## Goal:
Repeat every entry word for word, skipping the pictures.

### Input for this task

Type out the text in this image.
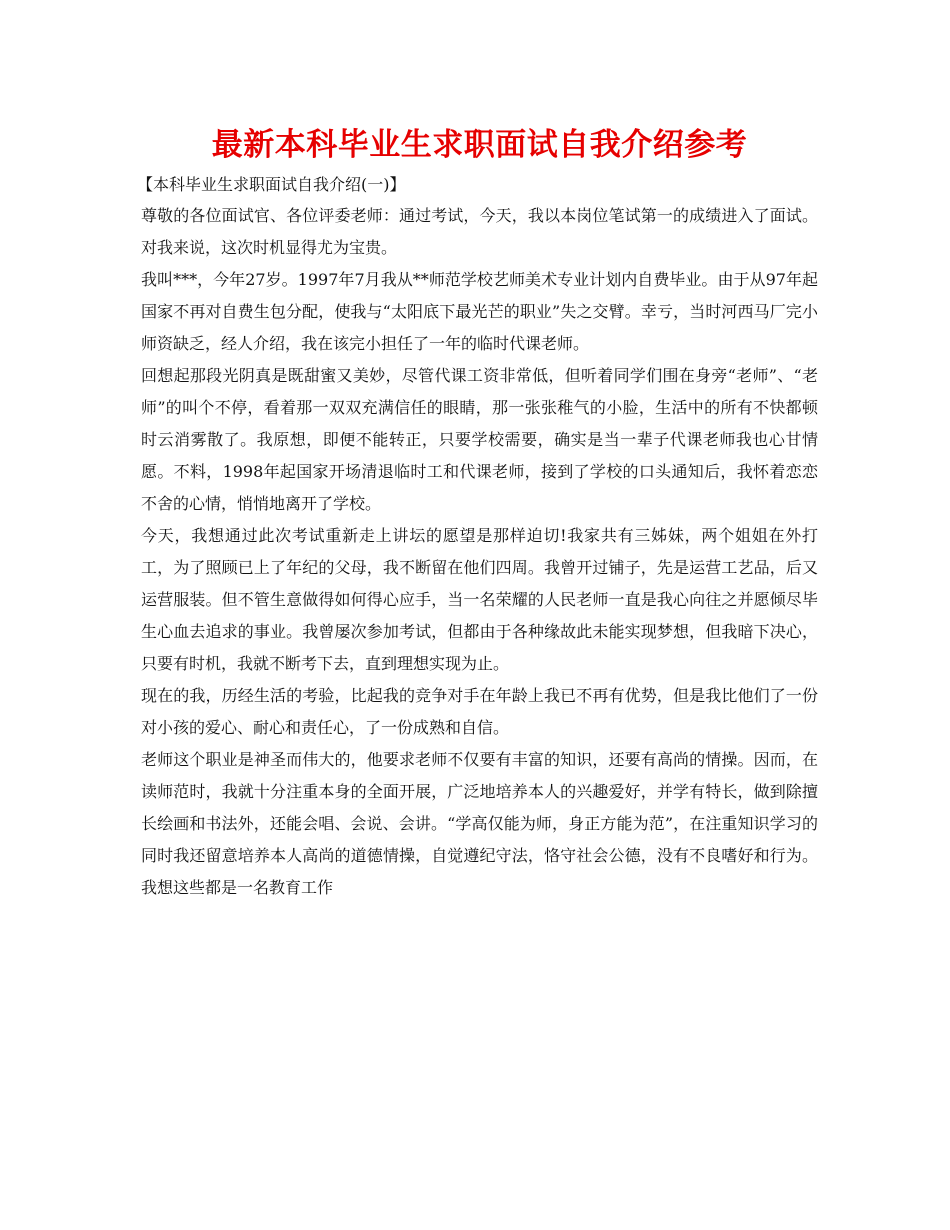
最新本科毕业生求职面试自我介绍参考
【本科毕业生求职面试自我介绍(一)】

尊敬的各位面试官、各位评委老师：通过考试，今天，我以本岗位笔试第一的成绩进入了面试。对我来说，这次时机显得尤为宝贵。

我叫***，今年27岁。1997年7月我从**师范学校艺师美术专业计划内自费毕业。由于从97年起国家不再对自费生包分配，使我与“太阳底下最光芒的职业”失之交臂。幸亏，当时河西马厂完小师资缺乏，经人介绍，我在该完小担任了一年的临时代课老师。

回想起那段光阴真是既甜蜜又美妙，尽管代课工资非常低，但听着同学们围在身旁“老师”、“老师”的叫个不停，看着那一双双充满信任的眼睛，那一张张稚气的小脸，生活中的所有不快都顿时云消雾散了。我原想，即便不能转正，只要学校需要，确实是当一辈子代课老师我也心甘情愿。不料，1998年起国家开场清退临时工和代课老师，接到了学校的口头通知后，我怀着恋恋不舍的心情，悄悄地离开了学校。

今天，我想通过此次考试重新走上讲坛的愿望是那样迫切!我家共有三姊妹，两个姐姐在外打工，为了照顾已上了年纪的父母，我不断留在他们四周。我曾开过铺子，先是运营工艺品，后又运营服装。但不管生意做得如何得心应手，当一名荣耀的人民老师一直是我心向往之并愿倾尽毕生心血去追求的事业。我曾屡次参加考试，但都由于各种缘故此未能实现梦想，但我暗下决心，只要有时机，我就不断考下去，直到理想实现为止。

现在的我，历经生活的考验，比起我的竞争对手在年龄上我已不再有优势，但是我比他们了一份对小孩的爱心、耐心和责任心，了一份成熟和自信。

老师这个职业是神圣而伟大的，他要求老师不仅要有丰富的知识，还要有高尚的情操。因而，在读师范时，我就十分注重本身的全面开展，广泛地培养本人的兴趣爱好，并学有特长，做到除擅长绘画和书法外，还能会唱、会说、会讲。“学高仅能为师，身正方能为范”，在注重知识学习的同时我还留意培养本人高尚的道德情操，自觉遵纪守法，恪守社会公德，没有不良嗜好和行为。我想这些都是一名教育工作
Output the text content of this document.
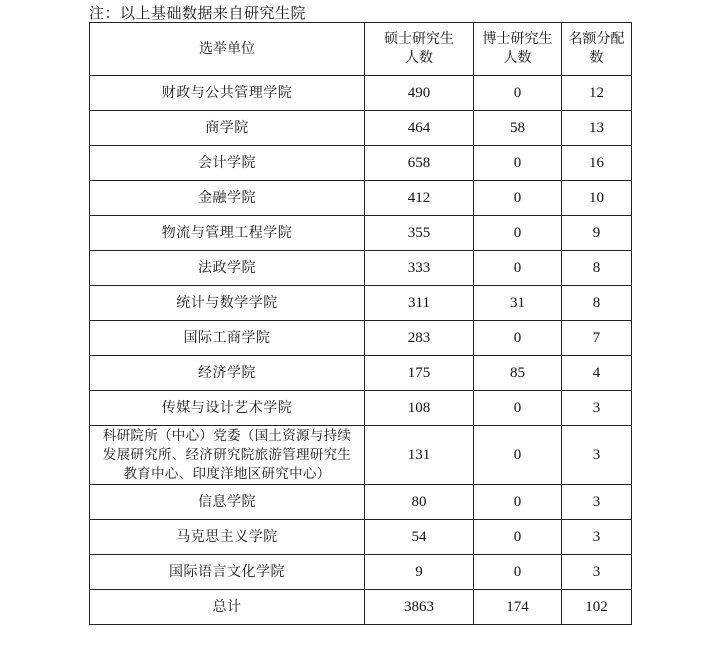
注：以上基础数据来自研究生院
选举单位	硕士研究生人数	博士研究生人数	名额分配数
财政与公共管理学院	490	0	12
商学院	464	58	13
会计学院	658	0	16
金融学院	412	0	10
物流与管理工程学院	355	0	9
法政学院	333	0	8
统计与数学学院	311	31	8
国际工商学院	283	0	7
经济学院	175	85	4
传媒与设计艺术学院	108	0	3
科研院所（中心）党委（国土资源与持续发展研究所、经济研究院旅游管理研究生教育中心、印度洋地区研究中心）	131	0	3
信息学院	80	0	3
马克思主义学院	54	0	3
国际语言文化学院	9	0	3
总计	3863	174	102
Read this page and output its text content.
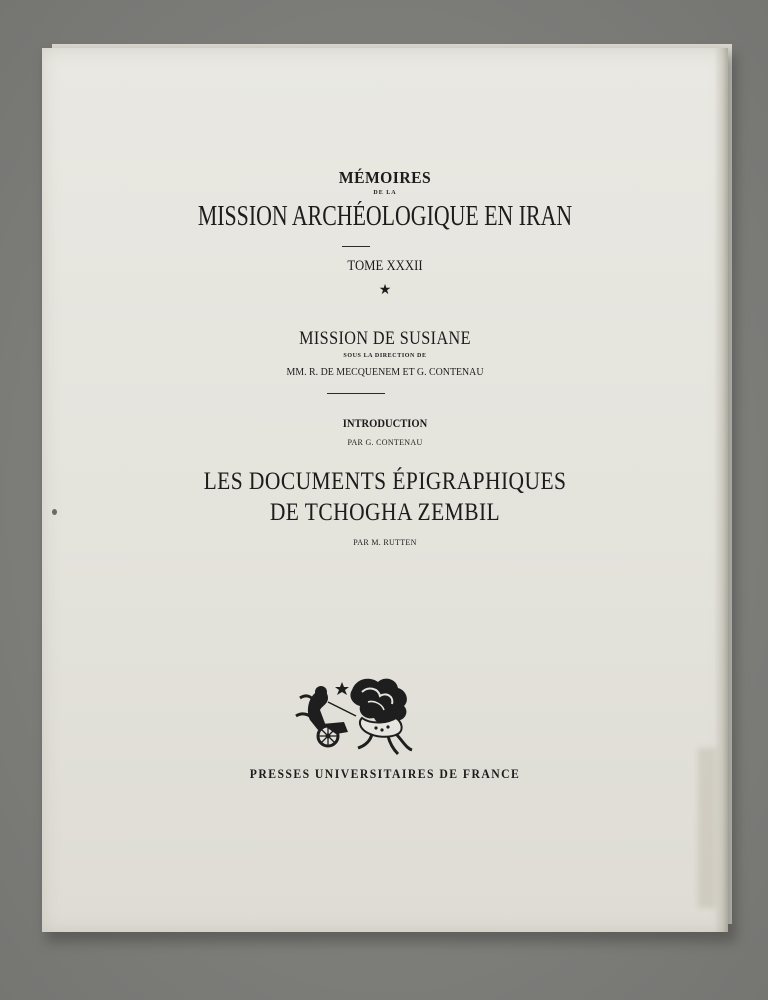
MÉMOIRES
DE LA
MISSION ARCHÉOLOGIQUE EN IRAN
TOME XXXII
★
MISSION DE SUSIANE
SOUS LA DIRECTION DE
MM. R. DE MECQUENEM ET G. CONTENAU
INTRODUCTION
PAR G. CONTENAU
LES DOCUMENTS ÉPIGRAPHIQUES
DE TCHOGHA ZEMBIL
PAR M. RUTTEN
PRESSES UNIVERSITAIRES DE FRANCE
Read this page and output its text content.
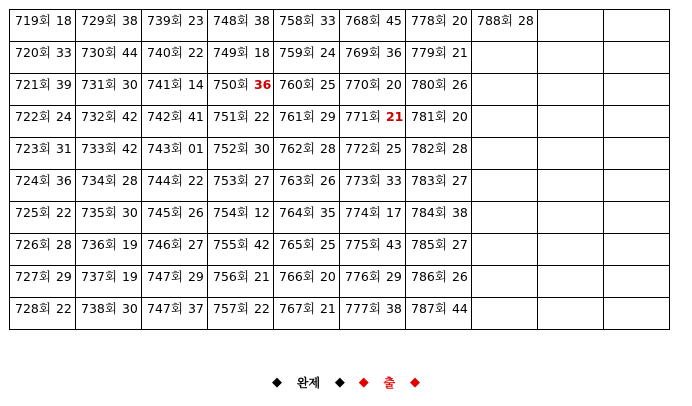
719회 18	729회 38	739회 23	748회 38	758회 33	768회 45	778회 20	788회 28		
720회 33	730회 44	740회 22	749회 18	759회 24	769회 36	779회 21			
721회 39	731회 30	741회 14	750회 36	760회 25	770회 20	780회 26			
722회 24	732회 42	742회 41	751회 22	761회 29	771회 21	781회 20			
723회 31	733회 42	743회 01	752회 30	762회 28	772회 25	782회 28			
724회 36	734회 28	744회 22	753회 27	763회 26	773회 33	783회 27			
725회 22	735회 30	745회 26	754회 12	764회 35	774회 17	784회 38			
726회 28	736회 19	746회 27	755회 42	765회 25	775회 43	785회 27			
727회 29	737회 19	747회 29	756회 21	766회 20	776회 29	786회 26			
728회 22	738회 30	747회 37	757회 22	767회 21	777회 38	787회 44			
◆ 완제 ◆ ◆ 출 ◆
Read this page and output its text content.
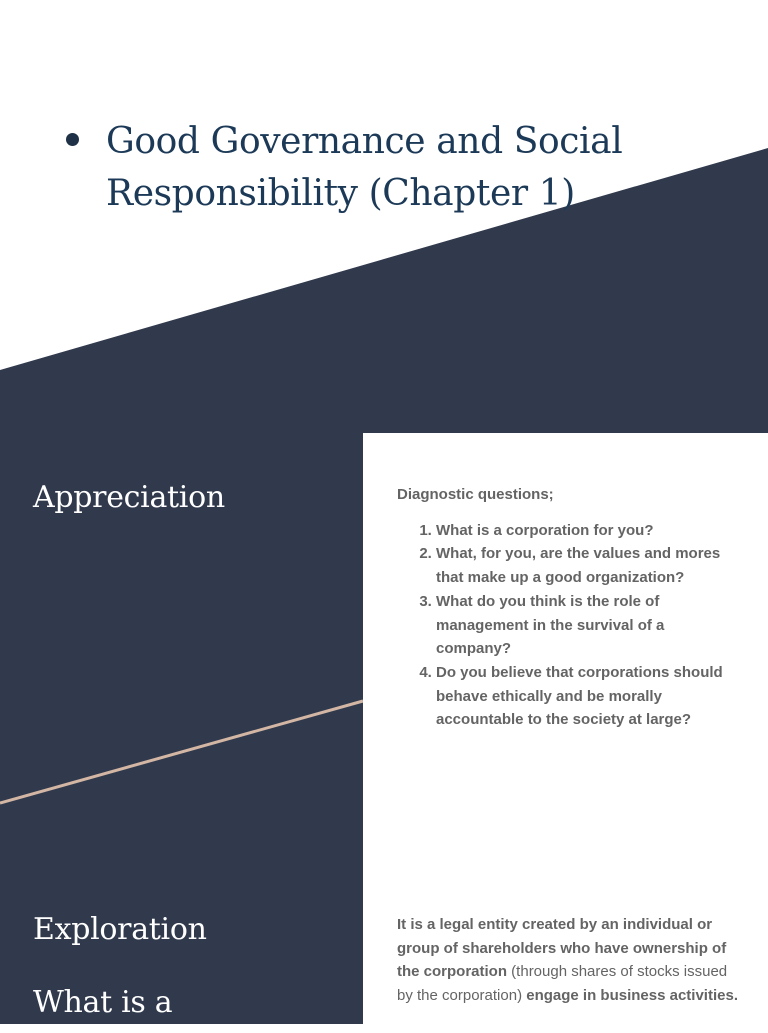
Good Governance and Social Responsibility (Chapter 1)
Appreciation
Exploration
What is a

Diagnostic questions;

1. What is a corporation for you?
2. What, for you, are the values and mores that make up a good organization?
3. What do you think is the role of management in the survival of a company?
4. Do you believe that corporations should behave ethically and be morally accountable to the society at large?

It is a legal entity created by an individual or group of shareholders who have ownership of the corporation (through shares of stocks issued by the corporation) engage in business activities.
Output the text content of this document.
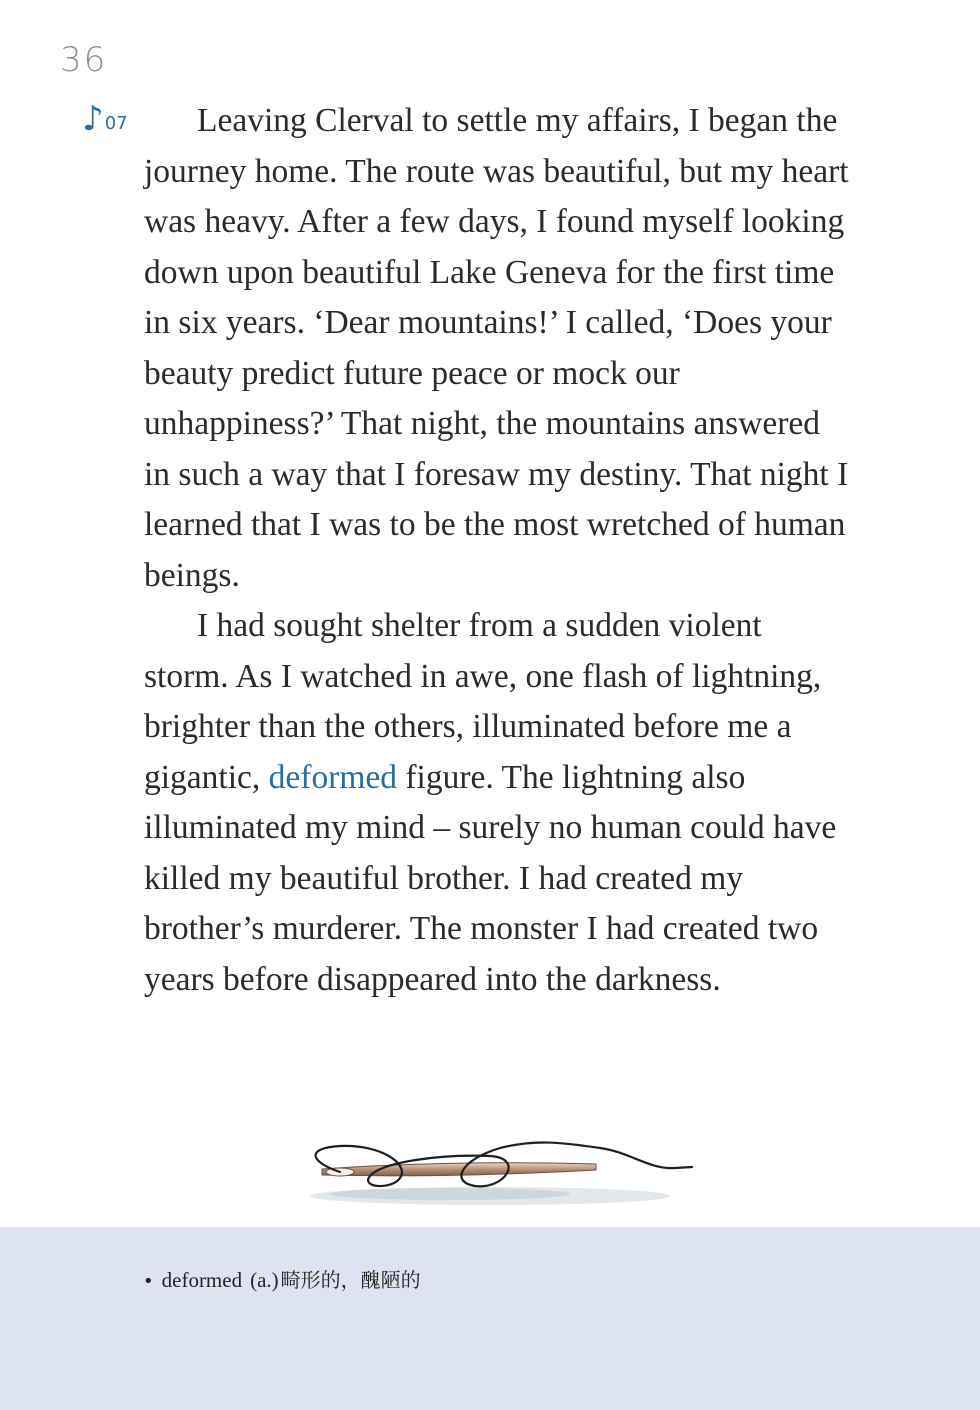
36
♪ 07	Leaving Clerval to settle my affairs, I began the journey home. The route was beautiful, but my heart was heavy. After a few days, I found myself looking down upon beautiful Lake Geneva for the first time in six years. ‘Dear mountains!’ I called, ‘Does your beauty predict future peace or mock our unhappiness?’ That night, the mountains answered in such a way that I foresaw my destiny. That night I learned that I was to be the most wretched of human beings.

I had sought shelter from a sudden violent storm. As I watched in awe, one flash of lightning, brighter than the others, illuminated before me a gigantic, deformed figure. The lightning also illuminated my mind – surely no human could have killed my beautiful brother. I had created my brother’s murderer. The monster I had created two years before disappeared into the darkness.

• deformed (a.) 畸形的，醜陋的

######

## Task answer:
Type out the text in this image.
最新本科毕业生求职面试自我介绍参考
【本科毕业生求职面试自我介绍(一)】

尊敬的各位面试官、各位评委老师：通过考试，今天，我以本岗位笔试第一的成绩进入了面试。对我来说，这次时机显得尤为宝贵。

我叫***，今年27岁。1997年7月我从**师范学校艺师美术专业计划内自费毕业。由于从97年起国家不再对自费生包分配，使我与“太阳底下最光芒的职业”失之交臂。幸亏，当时河西马厂完小师资缺乏，经人介绍，我在该完小担任了一年的临时代课老师。

回想起那段光阴真是既甜蜜又美妙，尽管代课工资非常低，但听着同学们围在身旁“老师”、“老师”的叫个不停，看着那一双双充满信任的眼睛，那一张张稚气的小脸，生活中的所有不快都顿时云消雾散了。我原想，即便不能转正，只要学校需要，确实是当一辈子代课老师我也心甘情愿。不料，1998年起国家开场清退临时工和代课老师，接到了学校的口头通知后，我怀着恋恋不舍的心情，悄悄地离开了学校。

今天，我想通过此次考试重新走上讲坛的愿望是那样迫切!我家共有三姊妹，两个姐姐在外打工，为了照顾已上了年纪的父母，我不断留在他们四周。我曾开过铺子，先是运营工艺品，后又运营服装。但不管生意做得如何得心应手，当一名荣耀的人民老师一直是我心向往之并愿倾尽毕生心血去追求的事业。我曾屡次参加考试，但都由于各种缘故此未能实现梦想，但我暗下决心，只要有时机，我就不断考下去，直到理想实现为止。

现在的我，历经生活的考验，比起我的竞争对手在年龄上我已不再有优势，但是我比他们了一份对小孩的爱心、耐心和责任心，了一份成熟和自信。

老师这个职业是神圣而伟大的，他要求老师不仅要有丰富的知识，还要有高尚的情操。因而，在读师范时，我就十分注重本身的全面开展，广泛地培养本人的兴趣爱好，并学有特长，做到除擅长绘画和书法外，还能会唱、会说、会讲。“学高仅能为师，身正方能为范”，在注重知识学习的同时我还留意培养本人高尚的道德情操，自觉遵纪守法，恪守社会公德，没有不良嗜好和行为。我想这些都是一名教育工作
Output the text content of this document.
注：以上基础数据来自研究生院
选举单位	硕士研究生人数	博士研究生人数	名额分配数
财政与公共管理学院	490	0	12
商学院	464	58	13
会计学院	658	0	16
金融学院	412	0	10
物流与管理工程学院	355	0	9
法政学院	333	0	8
统计与数学学院	311	31	8
国际工商学院	283	0	7
经济学院	175	85	4
传媒与设计艺术学院	108	0	3
科研院所（中心）党委（国土资源与持续发展研究所、经济研究院旅游管理研究生教育中心、印度洋地区研究中心）	131	0	3
信息学院	80	0	3
马克思主义学院	54	0	3
国际语言文化学院	9	0	3
总计	3863	174	102
Read this page and output its text content.
MÉMOIRES
DE LA
MISSION ARCHÉOLOGIQUE EN IRAN
TOME XXXII
★
MISSION DE SUSIANE
SOUS LA DIRECTION DE
MM. R. DE MECQUENEM ET G. CONTENAU
INTRODUCTION
PAR G. CONTENAU
LES DOCUMENTS ÉPIGRAPHIQUES
DE TCHOGHA ZEMBIL
PAR M. RUTTEN
PRESSES UNIVERSITAIRES DE FRANCE
Read this page and output its text content.
719회 18	729회 38	739회 23	748회 38	758회 33	768회 45	778회 20	788회 28		
720회 33	730회 44	740회 22	749회 18	759회 24	769회 36	779회 21			
721회 39	731회 30	741회 14	750회 36	760회 25	770회 20	780회 26			
722회 24	732회 42	742회 41	751회 22	761회 29	771회 21	781회 20			
723회 31	733회 42	743회 01	752회 30	762회 28	772회 25	782회 28			
724회 36	734회 28	744회 22	753회 27	763회 26	773회 33	783회 27			
725회 22	735회 30	745회 26	754회 12	764회 35	774회 17	784회 38			
726회 28	736회 19	746회 27	755회 42	765회 25	775회 43	785회 27			
727회 29	737회 19	747회 29	756회 21	766회 20	776회 29	786회 26			
728회 22	738회 30	747회 37	757회 22	767회 21	777회 38	787회 44			
◆ 완제 ◆ ◆ 출 ◆
Read this page and output its text content.
Good Governance and Social Responsibility (Chapter 1)
Appreciation
Exploration
What is a

Diagnostic questions;

1. What is a corporation for you?
2. What, for you, are the values and mores that make up a good organization?
3. What do you think is the role of management in the survival of a company?
4. Do you believe that corporations should behave ethically and be morally accountable to the society at large?

It is a legal entity created by an individual or group of shareholders who have ownership of the corporation (through shares of stocks issued by the corporation) engage in business activities.
Output the text content of this document.
36
♪ 07	Leaving Clerval to settle my affairs, I began the journey home. The route was beautiful, but my heart was heavy. After a few days, I found myself looking down upon beautiful Lake Geneva for the first time in six years. ‘Dear mountains!’ I called, ‘Does your beauty predict future peace or mock our unhappiness?’ That night, the mountains answered in such a way that I foresaw my destiny. That night I learned that I was to be the most wretched of human beings.

I had sought shelter from a sudden violent storm. As I watched in awe, one flash of lightning, brighter than the others, illuminated before me a gigantic, deformed figure. The lightning also illuminated my mind – surely no human could have killed my beautiful brother. I had created my brother’s murderer. The monster I had created two years before disappeared into the darkness.

• deformed (a.) 畸形的，醜陋的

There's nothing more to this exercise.